* SET EXERCISE *
Write out the records below word for word, please.

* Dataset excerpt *

★ ★ ★ ★

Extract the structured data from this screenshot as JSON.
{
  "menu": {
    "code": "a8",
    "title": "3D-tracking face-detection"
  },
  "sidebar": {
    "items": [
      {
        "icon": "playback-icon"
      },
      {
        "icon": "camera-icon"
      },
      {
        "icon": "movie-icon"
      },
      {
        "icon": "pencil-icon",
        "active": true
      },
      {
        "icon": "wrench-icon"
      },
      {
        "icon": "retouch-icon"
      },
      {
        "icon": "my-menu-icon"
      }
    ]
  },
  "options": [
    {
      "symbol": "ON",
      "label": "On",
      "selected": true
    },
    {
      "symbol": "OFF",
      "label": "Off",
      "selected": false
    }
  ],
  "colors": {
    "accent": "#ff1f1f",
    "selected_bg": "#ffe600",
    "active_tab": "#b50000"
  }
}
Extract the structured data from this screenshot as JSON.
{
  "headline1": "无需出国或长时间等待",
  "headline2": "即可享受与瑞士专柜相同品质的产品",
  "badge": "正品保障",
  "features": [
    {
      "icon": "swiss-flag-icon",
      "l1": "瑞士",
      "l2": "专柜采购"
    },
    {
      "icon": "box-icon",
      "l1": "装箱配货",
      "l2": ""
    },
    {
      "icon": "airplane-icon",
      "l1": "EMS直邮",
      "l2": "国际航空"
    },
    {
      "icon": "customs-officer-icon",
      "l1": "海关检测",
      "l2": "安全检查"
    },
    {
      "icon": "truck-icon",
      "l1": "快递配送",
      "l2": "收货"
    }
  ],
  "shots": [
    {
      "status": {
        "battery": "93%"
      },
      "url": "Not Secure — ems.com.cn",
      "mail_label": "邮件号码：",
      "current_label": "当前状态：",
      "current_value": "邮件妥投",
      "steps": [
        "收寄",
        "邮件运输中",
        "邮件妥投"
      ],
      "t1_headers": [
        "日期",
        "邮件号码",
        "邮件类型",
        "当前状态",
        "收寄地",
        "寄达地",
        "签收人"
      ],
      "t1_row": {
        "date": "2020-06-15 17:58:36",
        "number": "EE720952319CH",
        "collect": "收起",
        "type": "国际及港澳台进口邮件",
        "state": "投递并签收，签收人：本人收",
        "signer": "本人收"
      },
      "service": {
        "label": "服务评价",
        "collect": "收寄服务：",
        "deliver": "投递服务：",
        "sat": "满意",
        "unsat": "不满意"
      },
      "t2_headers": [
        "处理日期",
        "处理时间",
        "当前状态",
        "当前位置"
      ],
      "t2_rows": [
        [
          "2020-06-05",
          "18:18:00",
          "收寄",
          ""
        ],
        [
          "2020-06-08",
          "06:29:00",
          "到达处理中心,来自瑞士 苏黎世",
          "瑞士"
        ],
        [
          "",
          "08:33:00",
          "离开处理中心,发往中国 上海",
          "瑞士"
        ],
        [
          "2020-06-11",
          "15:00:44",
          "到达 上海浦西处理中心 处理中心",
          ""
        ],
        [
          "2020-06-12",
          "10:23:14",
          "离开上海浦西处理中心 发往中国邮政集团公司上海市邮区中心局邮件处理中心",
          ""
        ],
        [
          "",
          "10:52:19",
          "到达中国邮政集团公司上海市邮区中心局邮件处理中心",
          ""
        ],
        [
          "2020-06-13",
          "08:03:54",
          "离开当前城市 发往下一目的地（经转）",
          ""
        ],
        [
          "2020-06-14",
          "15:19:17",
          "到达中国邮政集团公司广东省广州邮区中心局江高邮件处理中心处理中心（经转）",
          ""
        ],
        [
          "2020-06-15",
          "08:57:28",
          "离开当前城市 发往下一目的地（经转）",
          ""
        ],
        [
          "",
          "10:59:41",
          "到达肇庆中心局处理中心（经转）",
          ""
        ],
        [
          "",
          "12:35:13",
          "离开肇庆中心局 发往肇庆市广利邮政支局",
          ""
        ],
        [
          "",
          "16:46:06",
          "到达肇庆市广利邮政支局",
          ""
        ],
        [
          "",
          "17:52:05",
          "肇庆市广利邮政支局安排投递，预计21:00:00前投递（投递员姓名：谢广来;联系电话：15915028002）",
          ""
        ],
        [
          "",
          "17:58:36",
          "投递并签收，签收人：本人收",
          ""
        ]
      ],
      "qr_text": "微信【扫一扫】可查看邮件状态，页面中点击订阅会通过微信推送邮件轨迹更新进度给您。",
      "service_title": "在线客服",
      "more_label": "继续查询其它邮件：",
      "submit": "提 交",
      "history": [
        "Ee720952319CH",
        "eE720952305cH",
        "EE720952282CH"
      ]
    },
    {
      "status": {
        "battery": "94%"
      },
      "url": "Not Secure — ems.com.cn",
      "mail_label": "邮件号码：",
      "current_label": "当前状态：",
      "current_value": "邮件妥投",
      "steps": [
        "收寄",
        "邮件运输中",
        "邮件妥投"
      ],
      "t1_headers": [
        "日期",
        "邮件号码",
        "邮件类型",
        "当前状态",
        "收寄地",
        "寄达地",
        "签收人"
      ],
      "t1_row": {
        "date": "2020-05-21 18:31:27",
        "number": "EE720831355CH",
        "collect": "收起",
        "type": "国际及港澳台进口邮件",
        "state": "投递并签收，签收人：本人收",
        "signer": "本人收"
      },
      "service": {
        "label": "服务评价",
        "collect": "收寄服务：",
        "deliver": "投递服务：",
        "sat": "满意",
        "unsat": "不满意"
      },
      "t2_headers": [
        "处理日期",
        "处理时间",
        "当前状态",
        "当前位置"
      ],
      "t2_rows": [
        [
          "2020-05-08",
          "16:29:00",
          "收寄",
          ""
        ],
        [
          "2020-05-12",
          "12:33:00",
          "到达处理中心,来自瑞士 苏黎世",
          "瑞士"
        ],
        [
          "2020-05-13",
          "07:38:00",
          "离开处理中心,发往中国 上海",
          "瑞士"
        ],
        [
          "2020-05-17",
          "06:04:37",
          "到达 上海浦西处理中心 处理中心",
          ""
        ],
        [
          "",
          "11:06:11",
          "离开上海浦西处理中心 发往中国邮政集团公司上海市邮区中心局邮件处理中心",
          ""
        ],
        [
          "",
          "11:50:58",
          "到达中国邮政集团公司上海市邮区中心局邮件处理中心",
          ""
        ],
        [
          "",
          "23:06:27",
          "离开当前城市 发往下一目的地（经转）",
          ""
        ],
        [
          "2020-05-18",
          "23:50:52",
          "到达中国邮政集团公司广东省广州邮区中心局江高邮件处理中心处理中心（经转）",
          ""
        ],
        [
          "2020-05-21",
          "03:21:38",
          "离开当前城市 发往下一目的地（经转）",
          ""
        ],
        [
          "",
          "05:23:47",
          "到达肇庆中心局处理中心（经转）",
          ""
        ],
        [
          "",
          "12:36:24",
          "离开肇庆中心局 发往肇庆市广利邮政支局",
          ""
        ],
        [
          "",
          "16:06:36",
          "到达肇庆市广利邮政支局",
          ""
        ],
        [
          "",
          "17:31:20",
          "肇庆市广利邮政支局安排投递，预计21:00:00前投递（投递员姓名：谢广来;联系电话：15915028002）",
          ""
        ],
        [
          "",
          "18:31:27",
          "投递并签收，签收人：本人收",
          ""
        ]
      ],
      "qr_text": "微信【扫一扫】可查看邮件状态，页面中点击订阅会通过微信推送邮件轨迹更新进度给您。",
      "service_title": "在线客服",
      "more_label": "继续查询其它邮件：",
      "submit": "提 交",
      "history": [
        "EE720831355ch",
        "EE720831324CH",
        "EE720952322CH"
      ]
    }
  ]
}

★ ★ ★ ★

* EXERCISE OUTPUT *
Extract the structured data from this screenshot as JSON.
{
  "menu": {
    "code": "a8",
    "title": "3D-tracking face-detection"
  },
  "sidebar": {
    "items": [
      {
        "icon": "playback-icon"
      },
      {
        "icon": "camera-icon"
      },
      {
        "icon": "movie-icon"
      },
      {
        "icon": "pencil-icon",
        "active": true
      },
      {
        "icon": "wrench-icon"
      },
      {
        "icon": "retouch-icon"
      },
      {
        "icon": "my-menu-icon"
      }
    ]
  },
  "options": [
    {
      "symbol": "ON",
      "label": "On",
      "selected": true
    },
    {
      "symbol": "OFF",
      "label": "Off",
      "selected": false
    }
  ],
  "colors": {
    "accent": "#ff1f1f",
    "selected_bg": "#ffe600",
    "active_tab": "#b50000"
  }
}
Extract the structured data from this screenshot as JSON.
{
  "headline1": "无需出国或长时间等待",
  "headline2": "即可享受与瑞士专柜相同品质的产品",
  "badge": "正品保障",
  "features": [
    {
      "icon": "swiss-flag-icon",
      "l1": "瑞士",
      "l2": "专柜采购"
    },
    {
      "icon": "box-icon",
      "l1": "装箱配货",
      "l2": ""
    },
    {
      "icon": "airplane-icon",
      "l1": "EMS直邮",
      "l2": "国际航空"
    },
    {
      "icon": "customs-officer-icon",
      "l1": "海关检测",
      "l2": "安全检查"
    },
    {
      "icon": "truck-icon",
      "l1": "快递配送",
      "l2": "收货"
    }
  ],
  "shots": [
    {
      "status": {
        "battery": "93%"
      },
      "url": "Not Secure — ems.com.cn",
      "mail_label": "邮件号码：",
      "current_label": "当前状态：",
      "current_value": "邮件妥投",
      "steps": [
        "收寄",
        "邮件运输中",
        "邮件妥投"
      ],
      "t1_headers": [
        "日期",
        "邮件号码",
        "邮件类型",
        "当前状态",
        "收寄地",
        "寄达地",
        "签收人"
      ],
      "t1_row": {
        "date": "2020-06-15 17:58:36",
        "number": "EE720952319CH",
        "collect": "收起",
        "type": "国际及港澳台进口邮件",
        "state": "投递并签收，签收人：本人收",
        "signer": "本人收"
      },
      "service": {
        "label": "服务评价",
        "collect": "收寄服务：",
        "deliver": "投递服务：",
        "sat": "满意",
        "unsat": "不满意"
      },
      "t2_headers": [
        "处理日期",
        "处理时间",
        "当前状态",
        "当前位置"
      ],
      "t2_rows": [
        [
          "2020-06-05",
          "18:18:00",
          "收寄",
          ""
        ],
        [
          "2020-06-08",
          "06:29:00",
          "到达处理中心,来自瑞士 苏黎世",
          "瑞士"
        ],
        [
          "",
          "08:33:00",
          "离开处理中心,发往中国 上海",
          "瑞士"
        ],
        [
          "2020-06-11",
          "15:00:44",
          "到达 上海浦西处理中心 处理中心",
          ""
        ],
        [
          "2020-06-12",
          "10:23:14",
          "离开上海浦西处理中心 发往中国邮政集团公司上海市邮区中心局邮件处理中心",
          ""
        ],
        [
          "",
          "10:52:19",
          "到达中国邮政集团公司上海市邮区中心局邮件处理中心",
          ""
        ],
        [
          "2020-06-13",
          "08:03:54",
          "离开当前城市 发往下一目的地（经转）",
          ""
        ],
        [
          "2020-06-14",
          "15:19:17",
          "到达中国邮政集团公司广东省广州邮区中心局江高邮件处理中心处理中心（经转）",
          ""
        ],
        [
          "2020-06-15",
          "08:57:28",
          "离开当前城市 发往下一目的地（经转）",
          ""
        ],
        [
          "",
          "10:59:41",
          "到达肇庆中心局处理中心（经转）",
          ""
        ],
        [
          "",
          "12:35:13",
          "离开肇庆中心局 发往肇庆市广利邮政支局",
          ""
        ],
        [
          "",
          "16:46:06",
          "到达肇庆市广利邮政支局",
          ""
        ],
        [
          "",
          "17:52:05",
          "肇庆市广利邮政支局安排投递，预计21:00:00前投递（投递员姓名：谢广来;联系电话：15915028002）",
          ""
        ],
        [
          "",
          "17:58:36",
          "投递并签收，签收人：本人收",
          ""
        ]
      ],
      "qr_text": "微信【扫一扫】可查看邮件状态，页面中点击订阅会通过微信推送邮件轨迹更新进度给您。",
      "service_title": "在线客服",
      "more_label": "继续查询其它邮件：",
      "submit": "提 交",
      "history": [
        "Ee720952319CH",
        "eE720952305cH",
        "EE720952282CH"
      ]
    },
    {
      "status": {
        "battery": "94%"
      },
      "url": "Not Secure — ems.com.cn",
      "mail_label": "邮件号码：",
      "current_label": "当前状态：",
      "current_value": "邮件妥投",
      "steps": [
        "收寄",
        "邮件运输中",
        "邮件妥投"
      ],
      "t1_headers": [
        "日期",
        "邮件号码",
        "邮件类型",
        "当前状态",
        "收寄地",
        "寄达地",
        "签收人"
      ],
      "t1_row": {
        "date": "2020-05-21 18:31:27",
        "number": "EE720831355CH",
        "collect": "收起",
        "type": "国际及港澳台进口邮件",
        "state": "投递并签收，签收人：本人收",
        "signer": "本人收"
      },
      "service": {
        "label": "服务评价",
        "collect": "收寄服务：",
        "deliver": "投递服务：",
        "sat": "满意",
        "unsat": "不满意"
      },
      "t2_headers": [
        "处理日期",
        "处理时间",
        "当前状态",
        "当前位置"
      ],
      "t2_rows": [
        [
          "2020-05-08",
          "16:29:00",
          "收寄",
          ""
        ],
        [
          "2020-05-12",
          "12:33:00",
          "到达处理中心,来自瑞士 苏黎世",
          "瑞士"
        ],
        [
          "2020-05-13",
          "07:38:00",
          "离开处理中心,发往中国 上海",
          "瑞士"
        ],
        [
          "2020-05-17",
          "06:04:37",
          "到达 上海浦西处理中心 处理中心",
          ""
        ],
        [
          "",
          "11:06:11",
          "离开上海浦西处理中心 发往中国邮政集团公司上海市邮区中心局邮件处理中心",
          ""
        ],
        [
          "",
          "11:50:58",
          "到达中国邮政集团公司上海市邮区中心局邮件处理中心",
          ""
        ],
        [
          "",
          "23:06:27",
          "离开当前城市 发往下一目的地（经转）",
          ""
        ],
        [
          "2020-05-18",
          "23:50:52",
          "到达中国邮政集团公司广东省广州邮区中心局江高邮件处理中心处理中心（经转）",
          ""
        ],
        [
          "2020-05-21",
          "03:21:38",
          "离开当前城市 发往下一目的地（经转）",
          ""
        ],
        [
          "",
          "05:23:47",
          "到达肇庆中心局处理中心（经转）",
          ""
        ],
        [
          "",
          "12:36:24",
          "离开肇庆中心局 发往肇庆市广利邮政支局",
          ""
        ],
        [
          "",
          "16:06:36",
          "到达肇庆市广利邮政支局",
          ""
        ],
        [
          "",
          "17:31:20",
          "肇庆市广利邮政支局安排投递，预计21:00:00前投递（投递员姓名：谢广来;联系电话：15915028002）",
          ""
        ],
        [
          "",
          "18:31:27",
          "投递并签收，签收人：本人收",
          ""
        ]
      ],
      "qr_text": "微信【扫一扫】可查看邮件状态，页面中点击订阅会通过微信推送邮件轨迹更新进度给您。",
      "service_title": "在线客服",
      "more_label": "继续查询其它邮件：",
      "submit": "提 交",
      "history": [
        "EE720831355ch",
        "EE720831324CH",
        "EE720952322CH"
      ]
    }
  ]
}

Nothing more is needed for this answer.